Dataset items
● ● ● ● ●

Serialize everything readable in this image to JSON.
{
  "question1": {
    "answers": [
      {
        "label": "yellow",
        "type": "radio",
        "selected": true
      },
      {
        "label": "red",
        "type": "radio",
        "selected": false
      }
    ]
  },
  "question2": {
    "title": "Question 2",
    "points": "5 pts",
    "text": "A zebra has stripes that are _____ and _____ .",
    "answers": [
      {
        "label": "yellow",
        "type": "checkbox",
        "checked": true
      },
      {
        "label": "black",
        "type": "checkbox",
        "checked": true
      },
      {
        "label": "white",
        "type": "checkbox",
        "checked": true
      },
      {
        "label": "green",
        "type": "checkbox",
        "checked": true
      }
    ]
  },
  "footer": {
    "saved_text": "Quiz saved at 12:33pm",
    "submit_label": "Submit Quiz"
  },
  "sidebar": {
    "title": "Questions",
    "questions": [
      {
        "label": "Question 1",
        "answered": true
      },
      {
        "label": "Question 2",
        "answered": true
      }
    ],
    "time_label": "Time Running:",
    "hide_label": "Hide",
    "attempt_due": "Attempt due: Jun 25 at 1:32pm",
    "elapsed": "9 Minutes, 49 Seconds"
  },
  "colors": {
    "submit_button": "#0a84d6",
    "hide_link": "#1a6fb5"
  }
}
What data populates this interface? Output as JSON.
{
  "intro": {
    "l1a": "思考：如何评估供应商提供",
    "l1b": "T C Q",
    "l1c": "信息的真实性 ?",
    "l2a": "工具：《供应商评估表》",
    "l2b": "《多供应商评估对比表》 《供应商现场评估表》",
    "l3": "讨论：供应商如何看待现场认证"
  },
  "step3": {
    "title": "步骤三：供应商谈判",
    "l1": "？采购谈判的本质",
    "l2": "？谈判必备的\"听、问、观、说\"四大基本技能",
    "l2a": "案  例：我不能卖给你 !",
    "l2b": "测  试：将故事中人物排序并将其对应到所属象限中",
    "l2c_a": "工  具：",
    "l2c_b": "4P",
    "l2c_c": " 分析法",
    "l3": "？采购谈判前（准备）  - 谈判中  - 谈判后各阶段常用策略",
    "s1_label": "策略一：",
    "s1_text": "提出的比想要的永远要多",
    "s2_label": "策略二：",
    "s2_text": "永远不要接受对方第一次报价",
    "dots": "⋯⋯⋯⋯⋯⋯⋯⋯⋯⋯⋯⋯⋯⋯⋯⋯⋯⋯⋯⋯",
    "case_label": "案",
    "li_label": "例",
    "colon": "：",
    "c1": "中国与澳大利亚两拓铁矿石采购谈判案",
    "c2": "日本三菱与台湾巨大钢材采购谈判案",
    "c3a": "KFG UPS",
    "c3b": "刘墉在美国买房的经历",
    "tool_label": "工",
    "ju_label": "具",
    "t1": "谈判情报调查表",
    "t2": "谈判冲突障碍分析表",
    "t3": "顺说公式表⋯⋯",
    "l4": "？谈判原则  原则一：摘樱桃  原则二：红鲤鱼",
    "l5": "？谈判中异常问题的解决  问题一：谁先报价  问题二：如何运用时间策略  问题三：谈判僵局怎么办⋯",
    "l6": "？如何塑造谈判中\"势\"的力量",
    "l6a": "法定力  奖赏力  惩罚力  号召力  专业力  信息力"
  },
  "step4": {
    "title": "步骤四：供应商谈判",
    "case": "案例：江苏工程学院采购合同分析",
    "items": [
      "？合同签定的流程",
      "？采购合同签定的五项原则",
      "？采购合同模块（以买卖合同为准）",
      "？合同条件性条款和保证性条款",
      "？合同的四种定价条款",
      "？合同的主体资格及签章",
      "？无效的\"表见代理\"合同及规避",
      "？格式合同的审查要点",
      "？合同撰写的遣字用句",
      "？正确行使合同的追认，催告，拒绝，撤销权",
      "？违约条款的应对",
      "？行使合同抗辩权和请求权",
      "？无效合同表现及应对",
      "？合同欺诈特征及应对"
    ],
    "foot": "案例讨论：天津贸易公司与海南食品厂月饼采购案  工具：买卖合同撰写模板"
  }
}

● ● ● ● ●

| Stated problem |
Return each entry from above without altering a single character.

| The completed task |
Serialize everything readable in this image to JSON.
{
  "question1": {
    "answers": [
      {
        "label": "yellow",
        "type": "radio",
        "selected": true
      },
      {
        "label": "red",
        "type": "radio",
        "selected": false
      }
    ]
  },
  "question2": {
    "title": "Question 2",
    "points": "5 pts",
    "text": "A zebra has stripes that are _____ and _____ .",
    "answers": [
      {
        "label": "yellow",
        "type": "checkbox",
        "checked": true
      },
      {
        "label": "black",
        "type": "checkbox",
        "checked": true
      },
      {
        "label": "white",
        "type": "checkbox",
        "checked": true
      },
      {
        "label": "green",
        "type": "checkbox",
        "checked": true
      }
    ]
  },
  "footer": {
    "saved_text": "Quiz saved at 12:33pm",
    "submit_label": "Submit Quiz"
  },
  "sidebar": {
    "title": "Questions",
    "questions": [
      {
        "label": "Question 1",
        "answered": true
      },
      {
        "label": "Question 2",
        "answered": true
      }
    ],
    "time_label": "Time Running:",
    "hide_label": "Hide",
    "attempt_due": "Attempt due: Jun 25 at 1:32pm",
    "elapsed": "9 Minutes, 49 Seconds"
  },
  "colors": {
    "submit_button": "#0a84d6",
    "hide_link": "#1a6fb5"
  }
}
What data populates this interface? Output as JSON.
{
  "intro": {
    "l1a": "思考：如何评估供应商提供",
    "l1b": "T C Q",
    "l1c": "信息的真实性 ?",
    "l2a": "工具：《供应商评估表》",
    "l2b": "《多供应商评估对比表》 《供应商现场评估表》",
    "l3": "讨论：供应商如何看待现场认证"
  },
  "step3": {
    "title": "步骤三：供应商谈判",
    "l1": "？采购谈判的本质",
    "l2": "？谈判必备的\"听、问、观、说\"四大基本技能",
    "l2a": "案  例：我不能卖给你 !",
    "l2b": "测  试：将故事中人物排序并将其对应到所属象限中",
    "l2c_a": "工  具：",
    "l2c_b": "4P",
    "l2c_c": " 分析法",
    "l3": "？采购谈判前（准备）  - 谈判中  - 谈判后各阶段常用策略",
    "s1_label": "策略一：",
    "s1_text": "提出的比想要的永远要多",
    "s2_label": "策略二：",
    "s2_text": "永远不要接受对方第一次报价",
    "dots": "⋯⋯⋯⋯⋯⋯⋯⋯⋯⋯⋯⋯⋯⋯⋯⋯⋯⋯⋯⋯",
    "case_label": "案",
    "li_label": "例",
    "colon": "：",
    "c1": "中国与澳大利亚两拓铁矿石采购谈判案",
    "c2": "日本三菱与台湾巨大钢材采购谈判案",
    "c3a": "KFG UPS",
    "c3b": "刘墉在美国买房的经历",
    "tool_label": "工",
    "ju_label": "具",
    "t1": "谈判情报调查表",
    "t2": "谈判冲突障碍分析表",
    "t3": "顺说公式表⋯⋯",
    "l4": "？谈判原则  原则一：摘樱桃  原则二：红鲤鱼",
    "l5": "？谈判中异常问题的解决  问题一：谁先报价  问题二：如何运用时间策略  问题三：谈判僵局怎么办⋯",
    "l6": "？如何塑造谈判中\"势\"的力量",
    "l6a": "法定力  奖赏力  惩罚力  号召力  专业力  信息力"
  },
  "step4": {
    "title": "步骤四：供应商谈判",
    "case": "案例：江苏工程学院采购合同分析",
    "items": [
      "？合同签定的流程",
      "？采购合同签定的五项原则",
      "？采购合同模块（以买卖合同为准）",
      "？合同条件性条款和保证性条款",
      "？合同的四种定价条款",
      "？合同的主体资格及签章",
      "？无效的\"表见代理\"合同及规避",
      "？格式合同的审查要点",
      "？合同撰写的遣字用句",
      "？正确行使合同的追认，催告，拒绝，撤销权",
      "？违约条款的应对",
      "？行使合同抗辩权和请求权",
      "？无效合同表现及应对",
      "？合同欺诈特征及应对"
    ],
    "foot": "案例讨论：天津贸易公司与海南食品厂月饼采购案  工具：买卖合同撰写模板"
  }
}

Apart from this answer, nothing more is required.